• Given information:
========
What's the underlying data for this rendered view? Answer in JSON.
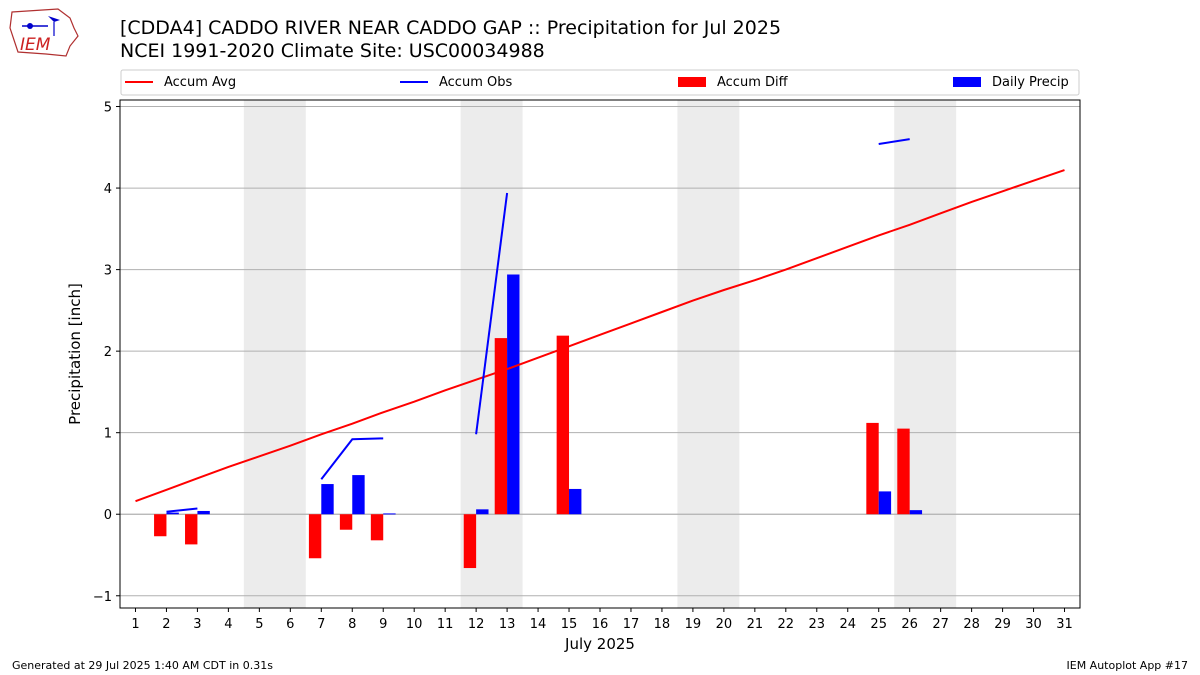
{
  "header": {
    "title": "[CDDA4] CADDO RIVER NEAR CADDO GAP :: Precipitation for Jul 2025",
    "subtitle": "NCEI 1991-2020 Climate Site: USC00034988",
    "logo_text": "IEM"
  },
  "footer": {
    "generated": "Generated at 29 Jul 2025 1:40 AM CDT in 0.31s",
    "app": "IEM Autoplot App #17"
  },
  "chart_data": {
    "type": "bar",
    "xlabel": "July 2025",
    "ylabel": "Precipitation [inch]",
    "x": [
      1,
      2,
      3,
      4,
      5,
      6,
      7,
      8,
      9,
      10,
      11,
      12,
      13,
      14,
      15,
      16,
      17,
      18,
      19,
      20,
      21,
      22,
      23,
      24,
      25,
      26,
      27,
      28,
      29,
      30,
      31
    ],
    "xlim": [
      0.5,
      31.5
    ],
    "ylim": [
      -1.15,
      5.08
    ],
    "yticks": [
      -1,
      0,
      1,
      2,
      3,
      4,
      5
    ],
    "grid": "y",
    "legend_position": "top",
    "weekend_bands": [
      [
        4.5,
        6.5
      ],
      [
        11.5,
        13.5
      ],
      [
        18.5,
        20.5
      ],
      [
        25.5,
        27.5
      ]
    ],
    "weekend_color": "#ececec",
    "legend": [
      {
        "label": "Accum Avg",
        "kind": "line",
        "color": "#ff0000"
      },
      {
        "label": "Accum Obs",
        "kind": "line",
        "color": "#0000ff"
      },
      {
        "label": "Accum Diff",
        "kind": "bar",
        "color": "#ff0000"
      },
      {
        "label": "Daily Precip",
        "kind": "bar",
        "color": "#0000ff"
      }
    ],
    "series": [
      {
        "name": "Accum Avg",
        "type": "line",
        "color": "#ff0000",
        "values": [
          0.16,
          0.3,
          0.44,
          0.58,
          0.71,
          0.84,
          0.98,
          1.11,
          1.25,
          1.38,
          1.52,
          1.65,
          1.78,
          1.92,
          2.06,
          2.2,
          2.34,
          2.48,
          2.62,
          2.75,
          2.87,
          3.0,
          3.14,
          3.28,
          3.42,
          3.55,
          3.69,
          3.83,
          3.96,
          4.09,
          4.22
        ]
      },
      {
        "name": "Accum Obs",
        "type": "line",
        "color": "#0000ff",
        "values": [
          null,
          0.03,
          0.07,
          null,
          null,
          null,
          0.43,
          0.92,
          0.93,
          null,
          null,
          0.98,
          3.94,
          null,
          null,
          null,
          null,
          null,
          null,
          null,
          null,
          null,
          null,
          null,
          4.54,
          4.6,
          null,
          null,
          null,
          null,
          null
        ]
      },
      {
        "name": "Accum Diff",
        "type": "bar",
        "color": "#ff0000",
        "values": [
          null,
          -0.27,
          -0.37,
          null,
          null,
          null,
          -0.54,
          -0.19,
          -0.32,
          null,
          null,
          -0.66,
          2.16,
          null,
          2.19,
          null,
          null,
          null,
          null,
          null,
          null,
          null,
          null,
          null,
          1.12,
          1.05,
          null,
          null,
          null,
          null,
          null
        ]
      },
      {
        "name": "Daily Precip",
        "type": "bar",
        "color": "#0000ff",
        "values": [
          null,
          0.02,
          0.04,
          null,
          null,
          null,
          0.37,
          0.48,
          0.01,
          null,
          null,
          0.06,
          2.94,
          null,
          0.31,
          null,
          null,
          null,
          null,
          null,
          null,
          null,
          null,
          null,
          0.28,
          0.05,
          null,
          null,
          null,
          null,
          null
        ]
      }
    ]
  }
}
========
• Stated goal:
Reproduce the whole listing word for word, setting aside any pictures.

• Response below:
What's the underlying data for this rendered view? Answer in JSON.
{
  "header": {
    "title": "[CDDA4] CADDO RIVER NEAR CADDO GAP :: Precipitation for Jul 2025",
    "subtitle": "NCEI 1991-2020 Climate Site: USC00034988",
    "logo_text": "IEM"
  },
  "footer": {
    "generated": "Generated at 29 Jul 2025 1:40 AM CDT in 0.31s",
    "app": "IEM Autoplot App #17"
  },
  "chart_data": {
    "type": "bar",
    "xlabel": "July 2025",
    "ylabel": "Precipitation [inch]",
    "x": [
      1,
      2,
      3,
      4,
      5,
      6,
      7,
      8,
      9,
      10,
      11,
      12,
      13,
      14,
      15,
      16,
      17,
      18,
      19,
      20,
      21,
      22,
      23,
      24,
      25,
      26,
      27,
      28,
      29,
      30,
      31
    ],
    "xlim": [
      0.5,
      31.5
    ],
    "ylim": [
      -1.15,
      5.08
    ],
    "yticks": [
      -1,
      0,
      1,
      2,
      3,
      4,
      5
    ],
    "grid": "y",
    "legend_position": "top",
    "weekend_bands": [
      [
        4.5,
        6.5
      ],
      [
        11.5,
        13.5
      ],
      [
        18.5,
        20.5
      ],
      [
        25.5,
        27.5
      ]
    ],
    "weekend_color": "#ececec",
    "legend": [
      {
        "label": "Accum Avg",
        "kind": "line",
        "color": "#ff0000"
      },
      {
        "label": "Accum Obs",
        "kind": "line",
        "color": "#0000ff"
      },
      {
        "label": "Accum Diff",
        "kind": "bar",
        "color": "#ff0000"
      },
      {
        "label": "Daily Precip",
        "kind": "bar",
        "color": "#0000ff"
      }
    ],
    "series": [
      {
        "name": "Accum Avg",
        "type": "line",
        "color": "#ff0000",
        "values": [
          0.16,
          0.3,
          0.44,
          0.58,
          0.71,
          0.84,
          0.98,
          1.11,
          1.25,
          1.38,
          1.52,
          1.65,
          1.78,
          1.92,
          2.06,
          2.2,
          2.34,
          2.48,
          2.62,
          2.75,
          2.87,
          3.0,
          3.14,
          3.28,
          3.42,
          3.55,
          3.69,
          3.83,
          3.96,
          4.09,
          4.22
        ]
      },
      {
        "name": "Accum Obs",
        "type": "line",
        "color": "#0000ff",
        "values": [
          null,
          0.03,
          0.07,
          null,
          null,
          null,
          0.43,
          0.92,
          0.93,
          null,
          null,
          0.98,
          3.94,
          null,
          null,
          null,
          null,
          null,
          null,
          null,
          null,
          null,
          null,
          null,
          4.54,
          4.6,
          null,
          null,
          null,
          null,
          null
        ]
      },
      {
        "name": "Accum Diff",
        "type": "bar",
        "color": "#ff0000",
        "values": [
          null,
          -0.27,
          -0.37,
          null,
          null,
          null,
          -0.54,
          -0.19,
          -0.32,
          null,
          null,
          -0.66,
          2.16,
          null,
          2.19,
          null,
          null,
          null,
          null,
          null,
          null,
          null,
          null,
          null,
          1.12,
          1.05,
          null,
          null,
          null,
          null,
          null
        ]
      },
      {
        "name": "Daily Precip",
        "type": "bar",
        "color": "#0000ff",
        "values": [
          null,
          0.02,
          0.04,
          null,
          null,
          null,
          0.37,
          0.48,
          0.01,
          null,
          null,
          0.06,
          2.94,
          null,
          0.31,
          null,
          null,
          null,
          null,
          null,
          null,
          null,
          null,
          null,
          0.28,
          0.05,
          null,
          null,
          null,
          null,
          null
        ]
      }
    ]
  }
}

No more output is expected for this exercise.